(The records)

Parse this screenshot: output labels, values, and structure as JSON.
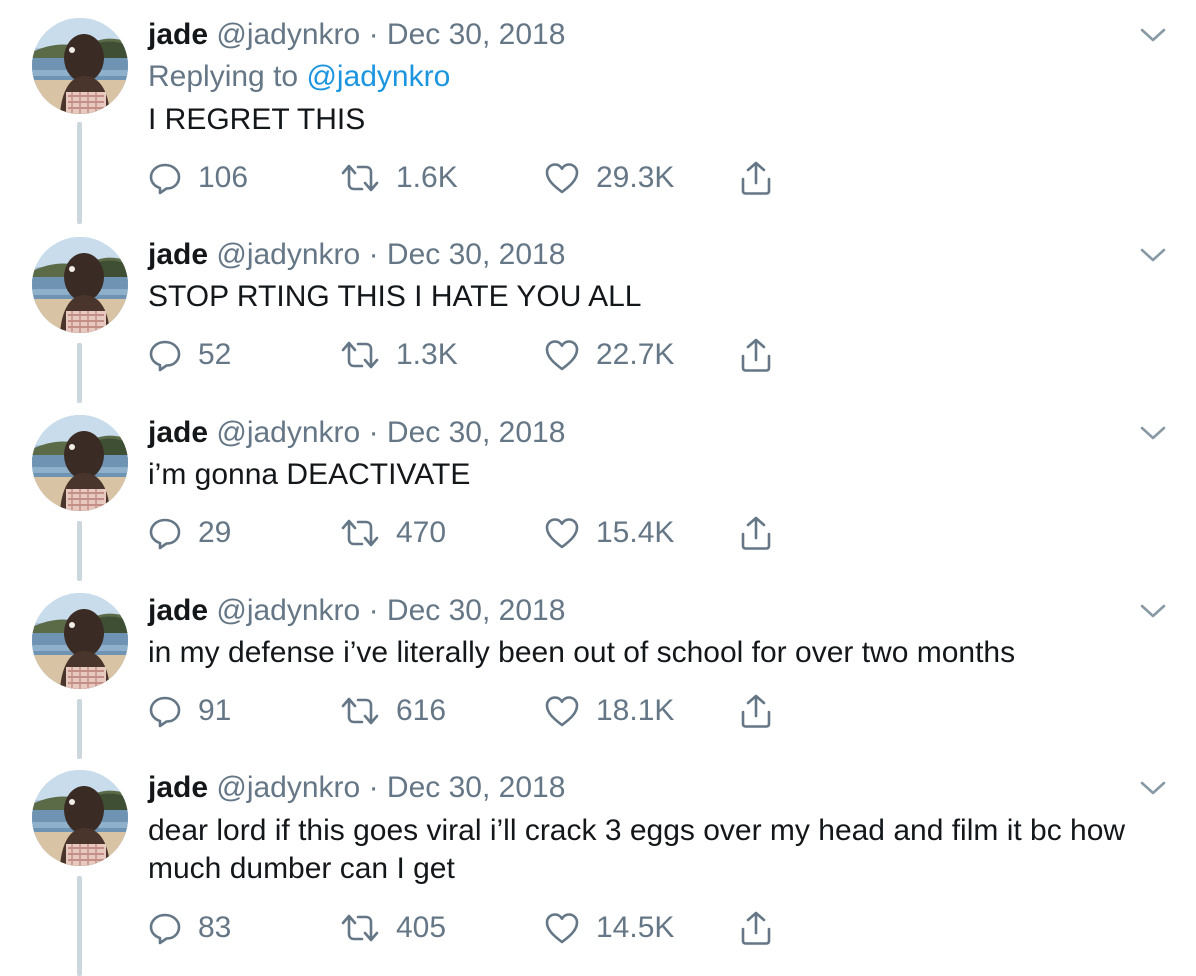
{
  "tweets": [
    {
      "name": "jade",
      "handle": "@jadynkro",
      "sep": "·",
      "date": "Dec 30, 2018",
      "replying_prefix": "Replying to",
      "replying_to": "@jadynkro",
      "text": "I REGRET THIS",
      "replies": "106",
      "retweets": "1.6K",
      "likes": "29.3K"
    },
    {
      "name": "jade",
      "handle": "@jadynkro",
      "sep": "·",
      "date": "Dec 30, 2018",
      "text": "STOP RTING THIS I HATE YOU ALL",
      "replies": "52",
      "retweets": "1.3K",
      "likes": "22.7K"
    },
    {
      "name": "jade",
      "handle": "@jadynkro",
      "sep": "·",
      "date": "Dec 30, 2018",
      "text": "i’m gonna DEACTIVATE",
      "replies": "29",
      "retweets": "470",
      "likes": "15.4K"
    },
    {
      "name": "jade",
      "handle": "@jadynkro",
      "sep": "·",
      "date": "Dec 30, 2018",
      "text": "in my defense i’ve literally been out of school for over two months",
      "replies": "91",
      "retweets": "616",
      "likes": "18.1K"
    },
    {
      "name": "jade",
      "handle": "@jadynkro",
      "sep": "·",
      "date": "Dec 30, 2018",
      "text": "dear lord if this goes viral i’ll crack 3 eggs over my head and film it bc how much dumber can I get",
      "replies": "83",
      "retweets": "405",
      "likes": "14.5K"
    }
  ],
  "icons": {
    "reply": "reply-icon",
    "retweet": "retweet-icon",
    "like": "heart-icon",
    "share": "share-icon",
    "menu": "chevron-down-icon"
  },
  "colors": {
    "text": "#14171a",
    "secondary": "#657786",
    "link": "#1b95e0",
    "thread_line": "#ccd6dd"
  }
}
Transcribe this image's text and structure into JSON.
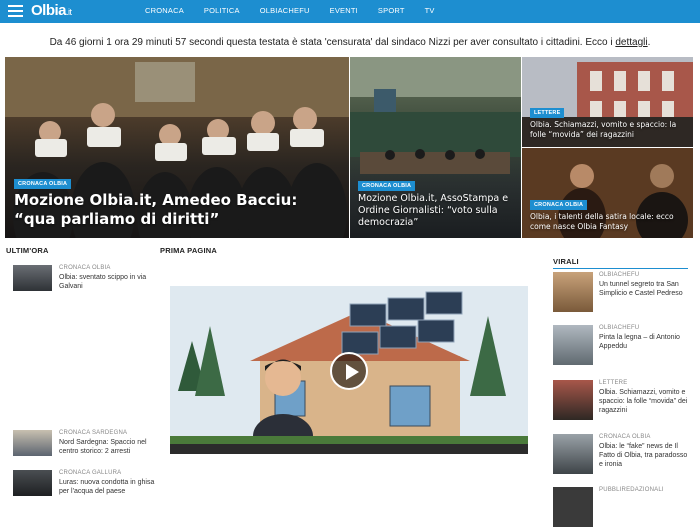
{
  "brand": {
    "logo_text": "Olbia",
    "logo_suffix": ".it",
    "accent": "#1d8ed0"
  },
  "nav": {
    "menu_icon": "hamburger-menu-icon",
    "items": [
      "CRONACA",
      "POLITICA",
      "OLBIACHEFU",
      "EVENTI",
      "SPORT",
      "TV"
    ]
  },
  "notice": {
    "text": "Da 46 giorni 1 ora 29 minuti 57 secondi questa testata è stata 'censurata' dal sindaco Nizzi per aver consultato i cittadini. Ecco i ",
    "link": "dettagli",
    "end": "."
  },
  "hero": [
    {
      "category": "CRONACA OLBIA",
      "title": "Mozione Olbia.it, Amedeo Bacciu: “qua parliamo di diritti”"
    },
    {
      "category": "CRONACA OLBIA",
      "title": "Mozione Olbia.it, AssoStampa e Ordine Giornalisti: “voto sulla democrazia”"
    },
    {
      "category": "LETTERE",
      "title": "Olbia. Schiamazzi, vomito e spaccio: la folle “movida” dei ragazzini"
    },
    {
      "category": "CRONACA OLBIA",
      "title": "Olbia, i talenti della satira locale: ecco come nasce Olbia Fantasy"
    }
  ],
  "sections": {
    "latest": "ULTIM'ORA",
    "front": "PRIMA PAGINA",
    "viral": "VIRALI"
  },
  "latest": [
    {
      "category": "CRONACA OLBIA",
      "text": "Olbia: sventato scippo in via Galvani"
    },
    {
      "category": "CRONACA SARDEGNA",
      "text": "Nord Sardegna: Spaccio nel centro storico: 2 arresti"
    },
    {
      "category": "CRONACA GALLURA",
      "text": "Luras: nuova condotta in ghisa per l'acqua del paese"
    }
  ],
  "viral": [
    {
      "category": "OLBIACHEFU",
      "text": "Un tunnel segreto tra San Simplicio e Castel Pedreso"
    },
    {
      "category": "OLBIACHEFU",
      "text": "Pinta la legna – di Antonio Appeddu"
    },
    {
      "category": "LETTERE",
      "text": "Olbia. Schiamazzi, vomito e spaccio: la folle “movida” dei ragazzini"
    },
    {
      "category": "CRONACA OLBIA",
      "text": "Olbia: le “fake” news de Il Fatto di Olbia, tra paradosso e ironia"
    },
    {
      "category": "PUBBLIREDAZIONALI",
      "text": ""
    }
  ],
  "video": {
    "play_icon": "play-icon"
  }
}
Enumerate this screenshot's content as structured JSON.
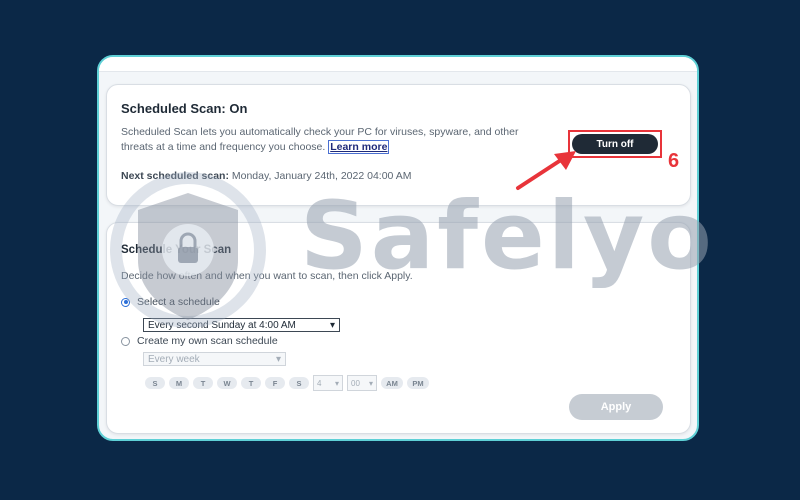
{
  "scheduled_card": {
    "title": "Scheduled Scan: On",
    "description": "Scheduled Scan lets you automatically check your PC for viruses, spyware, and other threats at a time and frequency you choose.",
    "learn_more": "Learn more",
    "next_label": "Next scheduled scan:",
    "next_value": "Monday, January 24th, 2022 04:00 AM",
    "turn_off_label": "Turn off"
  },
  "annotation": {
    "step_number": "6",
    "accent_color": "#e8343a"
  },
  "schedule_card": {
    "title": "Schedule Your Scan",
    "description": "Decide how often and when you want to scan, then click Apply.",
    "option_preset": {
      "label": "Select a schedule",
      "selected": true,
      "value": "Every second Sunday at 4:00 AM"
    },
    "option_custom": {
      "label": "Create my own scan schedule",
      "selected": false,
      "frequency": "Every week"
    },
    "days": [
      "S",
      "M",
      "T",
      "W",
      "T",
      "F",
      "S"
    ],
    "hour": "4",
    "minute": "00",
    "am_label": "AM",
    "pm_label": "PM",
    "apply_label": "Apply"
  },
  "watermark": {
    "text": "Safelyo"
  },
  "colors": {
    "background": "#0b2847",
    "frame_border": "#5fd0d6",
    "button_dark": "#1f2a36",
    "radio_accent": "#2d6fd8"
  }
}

(End The records)

**Try it**
Copy all the entries word for word. Omit any pictures.

**Response below**
Parse this screenshot: output labels, values, and structure as JSON.
{
  "tweets": [
    {
      "name": "jade",
      "handle": "@jadynkro",
      "sep": "·",
      "date": "Dec 30, 2018",
      "replying_prefix": "Replying to",
      "replying_to": "@jadynkro",
      "text": "I REGRET THIS",
      "replies": "106",
      "retweets": "1.6K",
      "likes": "29.3K"
    },
    {
      "name": "jade",
      "handle": "@jadynkro",
      "sep": "·",
      "date": "Dec 30, 2018",
      "text": "STOP RTING THIS I HATE YOU ALL",
      "replies": "52",
      "retweets": "1.3K",
      "likes": "22.7K"
    },
    {
      "name": "jade",
      "handle": "@jadynkro",
      "sep": "·",
      "date": "Dec 30, 2018",
      "text": "i’m gonna DEACTIVATE",
      "replies": "29",
      "retweets": "470",
      "likes": "15.4K"
    },
    {
      "name": "jade",
      "handle": "@jadynkro",
      "sep": "·",
      "date": "Dec 30, 2018",
      "text": "in my defense i’ve literally been out of school for over two months",
      "replies": "91",
      "retweets": "616",
      "likes": "18.1K"
    },
    {
      "name": "jade",
      "handle": "@jadynkro",
      "sep": "·",
      "date": "Dec 30, 2018",
      "text": "dear lord if this goes viral i’ll crack 3 eggs over my head and film it bc how much dumber can I get",
      "replies": "83",
      "retweets": "405",
      "likes": "14.5K"
    }
  ],
  "icons": {
    "reply": "reply-icon",
    "retweet": "retweet-icon",
    "like": "heart-icon",
    "share": "share-icon",
    "menu": "chevron-down-icon"
  },
  "colors": {
    "text": "#14171a",
    "secondary": "#657786",
    "link": "#1b95e0",
    "thread_line": "#ccd6dd"
  }
}
Transcribe this image's text and structure into JSON.
{
  "brand": {
    "logo_text": "Olbia",
    "logo_suffix": ".it",
    "accent": "#1d8ed0"
  },
  "nav": {
    "menu_icon": "hamburger-menu-icon",
    "items": [
      "CRONACA",
      "POLITICA",
      "OLBIACHEFU",
      "EVENTI",
      "SPORT",
      "TV"
    ]
  },
  "notice": {
    "text": "Da 46 giorni 1 ora 29 minuti 57 secondi questa testata è stata 'censurata' dal sindaco Nizzi per aver consultato i cittadini. Ecco i ",
    "link": "dettagli",
    "end": "."
  },
  "hero": [
    {
      "category": "CRONACA OLBIA",
      "title": "Mozione Olbia.it, Amedeo Bacciu: “qua parliamo di diritti”"
    },
    {
      "category": "CRONACA OLBIA",
      "title": "Mozione Olbia.it, AssoStampa e Ordine Giornalisti: “voto sulla democrazia”"
    },
    {
      "category": "LETTERE",
      "title": "Olbia. Schiamazzi, vomito e spaccio: la folle “movida” dei ragazzini"
    },
    {
      "category": "CRONACA OLBIA",
      "title": "Olbia, i talenti della satira locale: ecco come nasce Olbia Fantasy"
    }
  ],
  "sections": {
    "latest": "ULTIM'ORA",
    "front": "PRIMA PAGINA",
    "viral": "VIRALI"
  },
  "latest": [
    {
      "category": "CRONACA OLBIA",
      "text": "Olbia: sventato scippo in via Galvani"
    },
    {
      "category": "CRONACA SARDEGNA",
      "text": "Nord Sardegna: Spaccio nel centro storico: 2 arresti"
    },
    {
      "category": "CRONACA GALLURA",
      "text": "Luras: nuova condotta in ghisa per l'acqua del paese"
    }
  ],
  "viral": [
    {
      "category": "OLBIACHEFU",
      "text": "Un tunnel segreto tra San Simplicio e Castel Pedreso"
    },
    {
      "category": "OLBIACHEFU",
      "text": "Pinta la legna – di Antonio Appeddu"
    },
    {
      "category": "LETTERE",
      "text": "Olbia. Schiamazzi, vomito e spaccio: la folle “movida” dei ragazzini"
    },
    {
      "category": "CRONACA OLBIA",
      "text": "Olbia: le “fake” news de Il Fatto di Olbia, tra paradosso e ironia"
    },
    {
      "category": "PUBBLIREDAZIONALI",
      "text": ""
    }
  ],
  "video": {
    "play_icon": "play-icon"
  }
}
Enumerate this screenshot's content as structured JSON.
{
  "scheduled_card": {
    "title": "Scheduled Scan: On",
    "description": "Scheduled Scan lets you automatically check your PC for viruses, spyware, and other threats at a time and frequency you choose.",
    "learn_more": "Learn more",
    "next_label": "Next scheduled scan:",
    "next_value": "Monday, January 24th, 2022 04:00 AM",
    "turn_off_label": "Turn off"
  },
  "annotation": {
    "step_number": "6",
    "accent_color": "#e8343a"
  },
  "schedule_card": {
    "title": "Schedule Your Scan",
    "description": "Decide how often and when you want to scan, then click Apply.",
    "option_preset": {
      "label": "Select a schedule",
      "selected": true,
      "value": "Every second Sunday at 4:00 AM"
    },
    "option_custom": {
      "label": "Create my own scan schedule",
      "selected": false,
      "frequency": "Every week"
    },
    "days": [
      "S",
      "M",
      "T",
      "W",
      "T",
      "F",
      "S"
    ],
    "hour": "4",
    "minute": "00",
    "am_label": "AM",
    "pm_label": "PM",
    "apply_label": "Apply"
  },
  "watermark": {
    "text": "Safelyo"
  },
  "colors": {
    "background": "#0b2847",
    "frame_border": "#5fd0d6",
    "button_dark": "#1f2a36",
    "radio_accent": "#2d6fd8"
  }
}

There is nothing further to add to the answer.